What to produce:
Exactly repeat all the records below, omitting the images they hold.

Records supplied:
────────────────────────────────────────

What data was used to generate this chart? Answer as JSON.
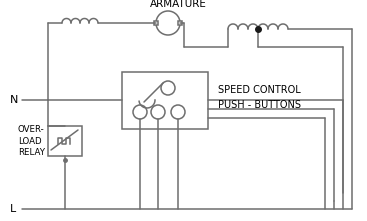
{
  "bg_color": "#ffffff",
  "line_color": "#6e6e6e",
  "dark_color": "#1a1a1a",
  "text_color": "#000000",
  "armature_label": "ARMATURE",
  "speed_control_label": "SPEED CONTROL\nPUSH - BUTTONS",
  "overload_label": "OVER-\nLOAD\nRELAY",
  "n_label": "N",
  "l_label": "L",
  "figw": 3.67,
  "figh": 2.21,
  "dpi": 100
}
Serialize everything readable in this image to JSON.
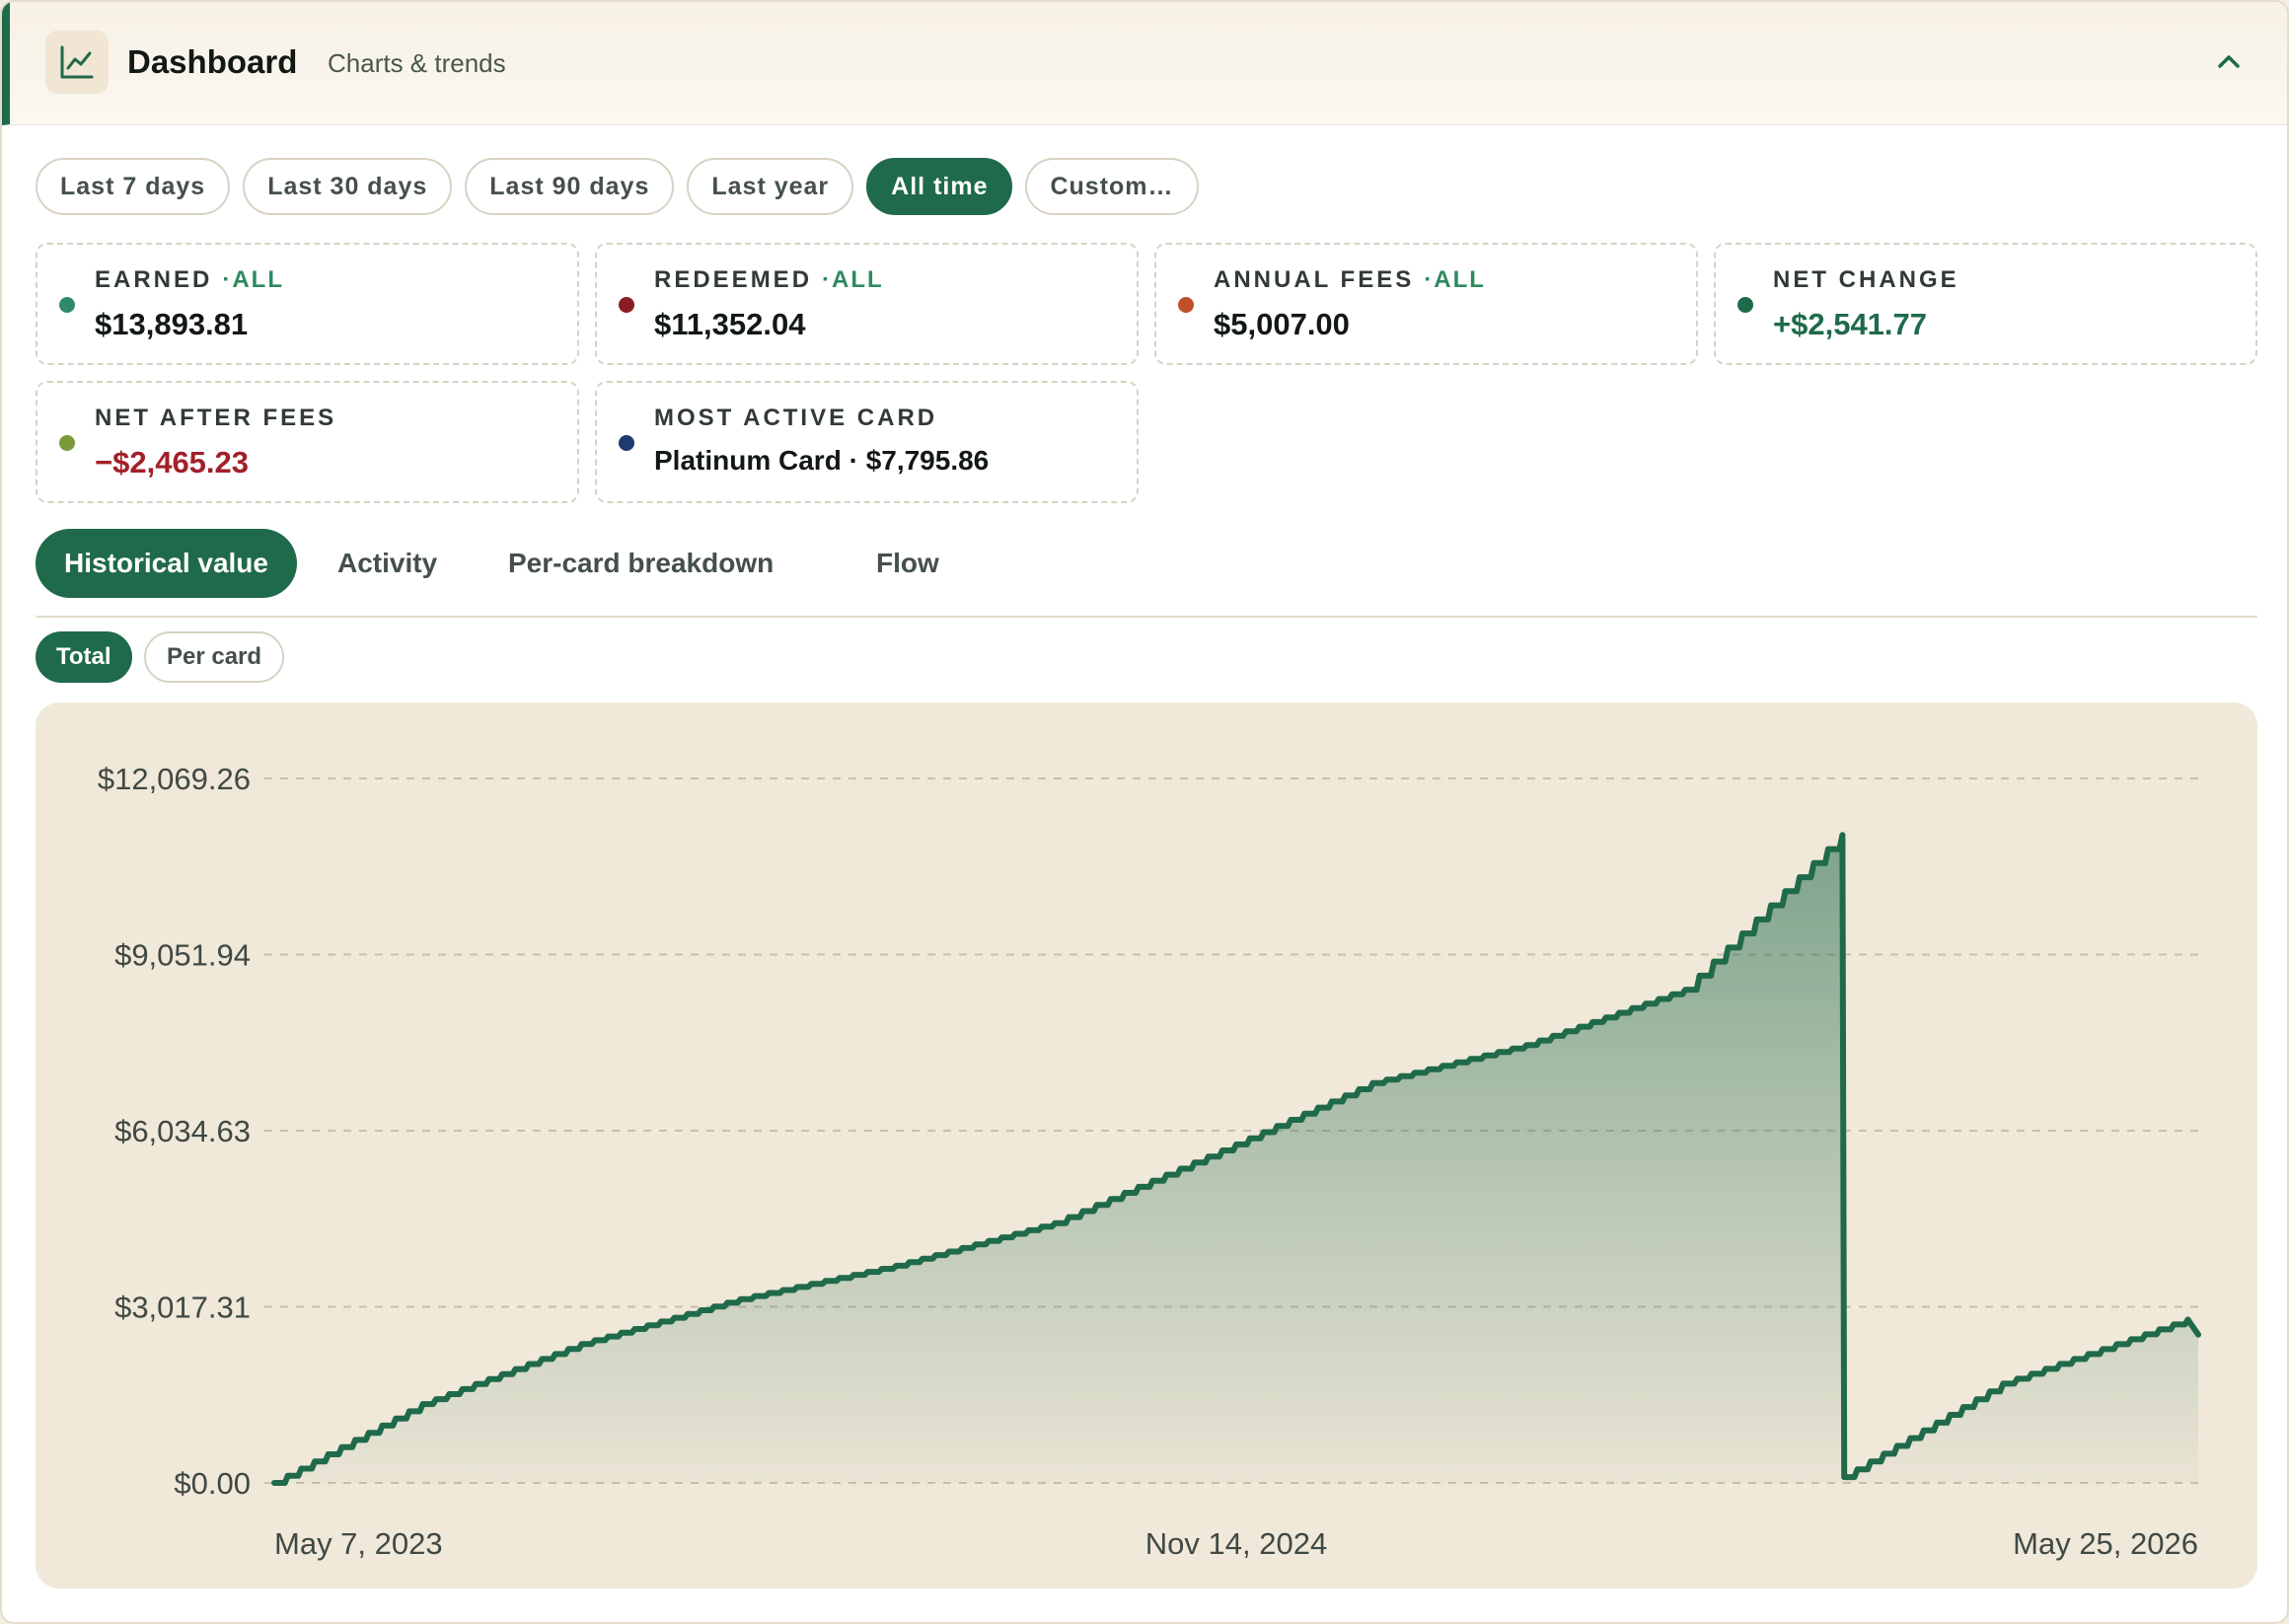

────────────────────────────────────────

Correct result:
What data was used to generate this chart? Answer as JSON.
{
  "bg_color": "#ffffff",
  "line_color": "#6e6e6e",
  "dark_color": "#1a1a1a",
  "text_color": "#000000",
  "armature_label": "ARMATURE",
  "speed_control_label": "SPEED CONTROL\nPUSH - BUTTONS",
  "overload_label": "OVER-\nLOAD\nRELAY",
  "n_label": "N",
  "l_label": "L",
  "figw": 3.67,
  "figh": 2.21,
  "dpi": 100
}
Serialize everything readable in this image to JSON.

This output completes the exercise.